- INPUT RECORDS:

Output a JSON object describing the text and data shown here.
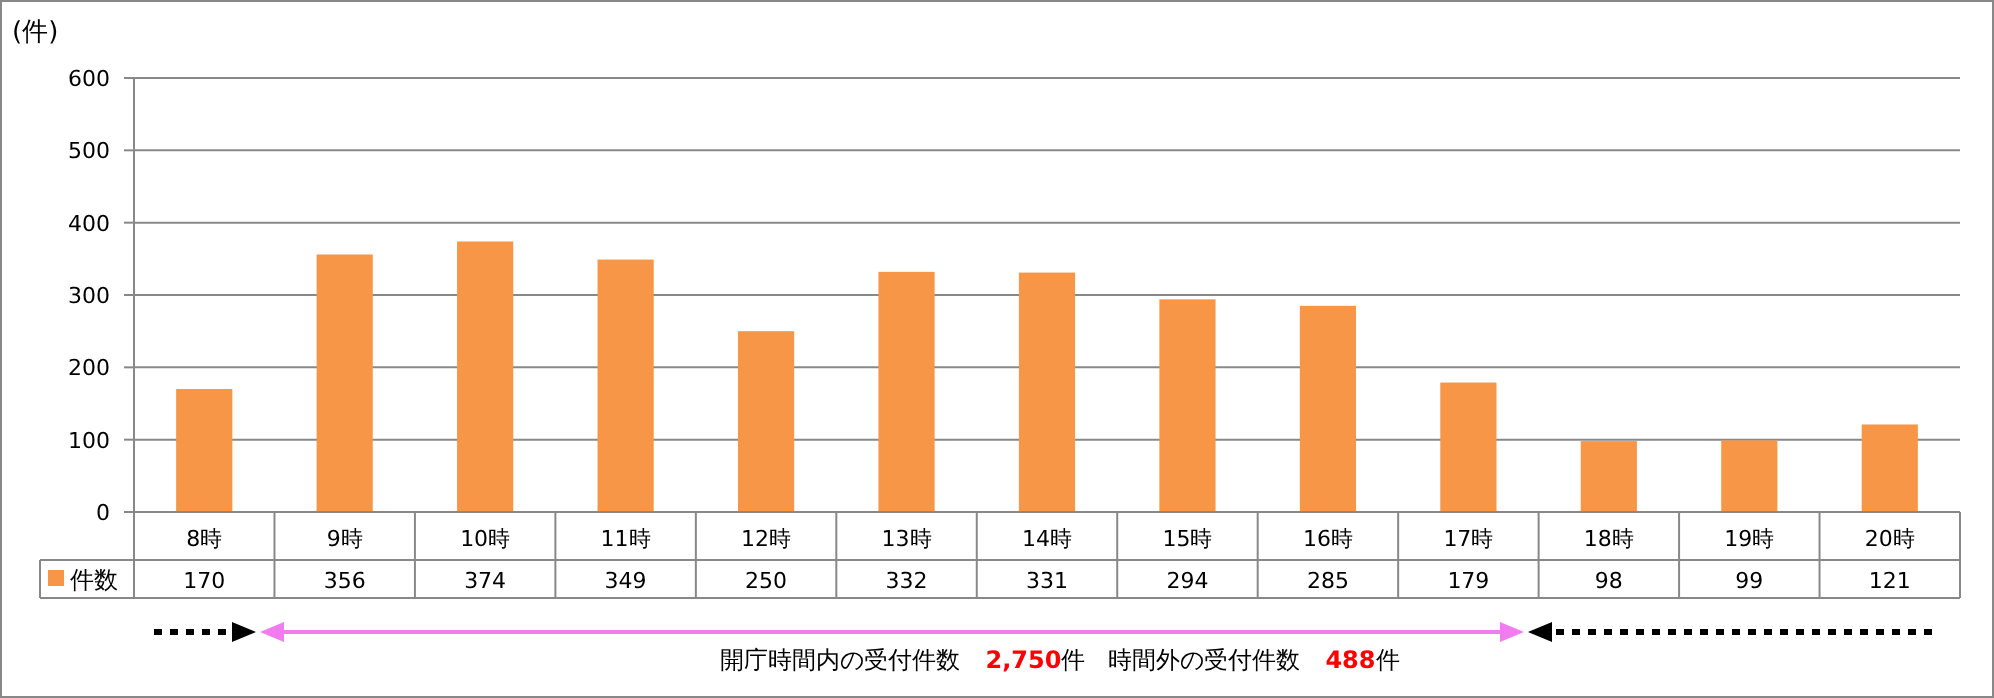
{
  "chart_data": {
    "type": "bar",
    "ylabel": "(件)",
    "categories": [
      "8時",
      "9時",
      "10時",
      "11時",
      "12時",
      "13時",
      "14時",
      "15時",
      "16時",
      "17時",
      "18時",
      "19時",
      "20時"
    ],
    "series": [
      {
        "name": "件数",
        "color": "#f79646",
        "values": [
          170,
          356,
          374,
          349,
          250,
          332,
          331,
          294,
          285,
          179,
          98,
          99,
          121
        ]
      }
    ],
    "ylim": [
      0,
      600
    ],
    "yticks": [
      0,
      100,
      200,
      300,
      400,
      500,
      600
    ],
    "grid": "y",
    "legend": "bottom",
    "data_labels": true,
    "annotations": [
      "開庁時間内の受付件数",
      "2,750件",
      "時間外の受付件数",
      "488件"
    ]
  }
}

- INSTRUCTIONS TO FOLLOW:
Transcribe the full listing character for character. Pictures are excluded.

- SOLUTION TO THIS EXERCISE:
Output a JSON object describing the text and data shown here.
{
  "chart_data": {
    "type": "bar",
    "ylabel": "(件)",
    "categories": [
      "8時",
      "9時",
      "10時",
      "11時",
      "12時",
      "13時",
      "14時",
      "15時",
      "16時",
      "17時",
      "18時",
      "19時",
      "20時"
    ],
    "series": [
      {
        "name": "件数",
        "color": "#f79646",
        "values": [
          170,
          356,
          374,
          349,
          250,
          332,
          331,
          294,
          285,
          179,
          98,
          99,
          121
        ]
      }
    ],
    "ylim": [
      0,
      600
    ],
    "yticks": [
      0,
      100,
      200,
      300,
      400,
      500,
      600
    ],
    "grid": "y",
    "legend": "bottom",
    "data_labels": true,
    "annotations": [
      "開庁時間内の受付件数",
      "2,750件",
      "時間外の受付件数",
      "488件"
    ]
  }
}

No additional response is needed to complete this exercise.